→ **Given records**
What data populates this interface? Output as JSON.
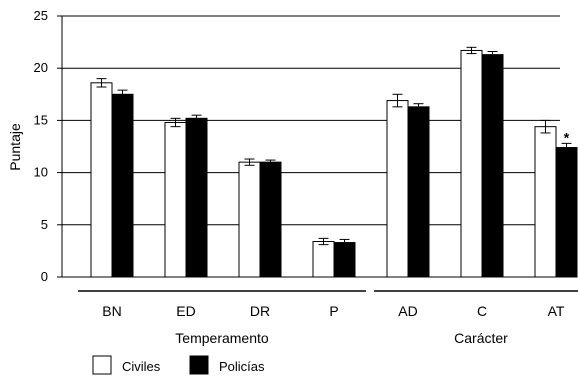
{
  "chart_data": {
    "type": "bar",
    "ylabel": "Puntaje",
    "ylim": [
      0,
      25
    ],
    "yticks": [
      0,
      5,
      10,
      15,
      20,
      25
    ],
    "grid": true,
    "categories": [
      "BN",
      "ED",
      "DR",
      "P",
      "AD",
      "C",
      "AT"
    ],
    "groups": [
      {
        "label": "Temperamento",
        "categories": [
          "BN",
          "ED",
          "DR",
          "P"
        ]
      },
      {
        "label": "Carácter",
        "categories": [
          "AD",
          "C",
          "AT"
        ]
      }
    ],
    "series": [
      {
        "name": "Civiles",
        "color": "#ffffff",
        "values": [
          18.6,
          14.8,
          11.0,
          3.4,
          16.9,
          21.7,
          14.4
        ],
        "errors": [
          0.4,
          0.4,
          0.3,
          0.3,
          0.6,
          0.3,
          0.6
        ]
      },
      {
        "name": "Policías",
        "color": "#000000",
        "values": [
          17.5,
          15.2,
          11.0,
          3.3,
          16.3,
          21.3,
          12.4
        ],
        "errors": [
          0.4,
          0.3,
          0.2,
          0.3,
          0.3,
          0.3,
          0.4
        ]
      }
    ],
    "annotations": [
      {
        "category": "AT",
        "series": "Policías",
        "text": "*"
      }
    ],
    "legend_position": "bottom-left"
  }
}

→ **What the task requires**
Print each line of the material above exactly, with the pictures removed from your copy.

→ **Result**
What data populates this interface? Output as JSON.
{
  "chart_data": {
    "type": "bar",
    "ylabel": "Puntaje",
    "ylim": [
      0,
      25
    ],
    "yticks": [
      0,
      5,
      10,
      15,
      20,
      25
    ],
    "grid": true,
    "categories": [
      "BN",
      "ED",
      "DR",
      "P",
      "AD",
      "C",
      "AT"
    ],
    "groups": [
      {
        "label": "Temperamento",
        "categories": [
          "BN",
          "ED",
          "DR",
          "P"
        ]
      },
      {
        "label": "Carácter",
        "categories": [
          "AD",
          "C",
          "AT"
        ]
      }
    ],
    "series": [
      {
        "name": "Civiles",
        "color": "#ffffff",
        "values": [
          18.6,
          14.8,
          11.0,
          3.4,
          16.9,
          21.7,
          14.4
        ],
        "errors": [
          0.4,
          0.4,
          0.3,
          0.3,
          0.6,
          0.3,
          0.6
        ]
      },
      {
        "name": "Policías",
        "color": "#000000",
        "values": [
          17.5,
          15.2,
          11.0,
          3.3,
          16.3,
          21.3,
          12.4
        ],
        "errors": [
          0.4,
          0.3,
          0.2,
          0.3,
          0.3,
          0.3,
          0.4
        ]
      }
    ],
    "annotations": [
      {
        "category": "AT",
        "series": "Policías",
        "text": "*"
      }
    ],
    "legend_position": "bottom-left"
  }
}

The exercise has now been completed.